==== RECORD EXTRACTS

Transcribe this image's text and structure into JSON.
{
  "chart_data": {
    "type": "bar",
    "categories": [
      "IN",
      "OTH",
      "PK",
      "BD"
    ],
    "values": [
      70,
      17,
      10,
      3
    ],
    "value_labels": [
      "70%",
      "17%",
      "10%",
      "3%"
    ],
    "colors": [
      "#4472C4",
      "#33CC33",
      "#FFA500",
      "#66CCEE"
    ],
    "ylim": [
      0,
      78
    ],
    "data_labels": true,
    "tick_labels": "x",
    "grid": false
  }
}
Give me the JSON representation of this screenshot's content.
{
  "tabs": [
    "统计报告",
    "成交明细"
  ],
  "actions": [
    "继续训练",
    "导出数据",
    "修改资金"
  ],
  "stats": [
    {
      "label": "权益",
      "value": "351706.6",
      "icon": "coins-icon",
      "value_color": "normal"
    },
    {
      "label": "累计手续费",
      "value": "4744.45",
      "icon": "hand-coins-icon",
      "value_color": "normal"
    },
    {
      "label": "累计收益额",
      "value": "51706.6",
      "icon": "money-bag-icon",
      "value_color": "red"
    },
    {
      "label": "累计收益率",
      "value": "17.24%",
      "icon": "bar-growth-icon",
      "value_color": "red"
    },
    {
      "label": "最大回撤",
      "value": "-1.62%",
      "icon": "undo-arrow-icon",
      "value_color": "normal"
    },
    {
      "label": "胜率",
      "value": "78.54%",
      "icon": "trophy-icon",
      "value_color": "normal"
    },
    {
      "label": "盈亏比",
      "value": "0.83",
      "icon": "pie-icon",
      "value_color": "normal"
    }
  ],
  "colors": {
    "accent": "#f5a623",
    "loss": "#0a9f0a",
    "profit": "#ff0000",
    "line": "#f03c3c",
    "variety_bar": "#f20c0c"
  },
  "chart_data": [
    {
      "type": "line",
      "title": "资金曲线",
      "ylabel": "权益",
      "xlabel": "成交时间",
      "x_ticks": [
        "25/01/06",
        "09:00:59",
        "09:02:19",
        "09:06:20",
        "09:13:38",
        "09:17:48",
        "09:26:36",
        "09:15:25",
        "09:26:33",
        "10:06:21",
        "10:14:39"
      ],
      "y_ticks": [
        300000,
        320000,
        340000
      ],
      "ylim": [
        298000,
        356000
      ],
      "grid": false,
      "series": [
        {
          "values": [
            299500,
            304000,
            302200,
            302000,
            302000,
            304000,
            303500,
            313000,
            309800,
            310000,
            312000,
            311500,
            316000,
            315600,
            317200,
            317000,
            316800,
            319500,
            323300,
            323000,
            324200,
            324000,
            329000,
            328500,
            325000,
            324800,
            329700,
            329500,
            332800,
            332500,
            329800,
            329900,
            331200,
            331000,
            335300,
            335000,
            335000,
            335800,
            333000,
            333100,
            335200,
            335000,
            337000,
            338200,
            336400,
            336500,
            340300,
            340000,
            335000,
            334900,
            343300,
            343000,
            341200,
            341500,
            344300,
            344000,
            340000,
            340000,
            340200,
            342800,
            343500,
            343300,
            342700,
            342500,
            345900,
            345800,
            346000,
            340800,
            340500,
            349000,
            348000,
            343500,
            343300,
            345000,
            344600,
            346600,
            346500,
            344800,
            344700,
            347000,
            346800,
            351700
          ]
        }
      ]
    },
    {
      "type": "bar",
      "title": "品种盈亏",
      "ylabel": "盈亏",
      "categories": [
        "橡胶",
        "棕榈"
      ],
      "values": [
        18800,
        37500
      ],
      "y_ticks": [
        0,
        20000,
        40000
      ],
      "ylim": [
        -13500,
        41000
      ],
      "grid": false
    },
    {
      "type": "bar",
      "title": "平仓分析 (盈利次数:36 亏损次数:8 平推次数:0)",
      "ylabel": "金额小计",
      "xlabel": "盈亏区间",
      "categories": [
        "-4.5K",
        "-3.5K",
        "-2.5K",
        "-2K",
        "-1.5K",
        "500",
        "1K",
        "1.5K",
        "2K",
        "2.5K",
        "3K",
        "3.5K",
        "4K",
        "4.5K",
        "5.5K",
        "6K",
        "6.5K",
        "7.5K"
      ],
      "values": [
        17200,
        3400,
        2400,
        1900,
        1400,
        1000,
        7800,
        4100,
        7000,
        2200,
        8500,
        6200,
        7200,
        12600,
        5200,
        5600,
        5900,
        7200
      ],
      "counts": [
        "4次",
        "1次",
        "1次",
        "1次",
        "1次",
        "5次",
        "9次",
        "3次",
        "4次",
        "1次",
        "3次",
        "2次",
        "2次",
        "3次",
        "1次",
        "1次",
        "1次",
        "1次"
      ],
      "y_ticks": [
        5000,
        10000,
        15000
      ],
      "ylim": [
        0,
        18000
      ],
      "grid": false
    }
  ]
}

========

WHAT TO DO
Filter out every line that lacks the word "false", and copy the rest.

EXERCISE RESPONSE
    "grid": false
      "grid": false,
      "grid": false
      "grid": false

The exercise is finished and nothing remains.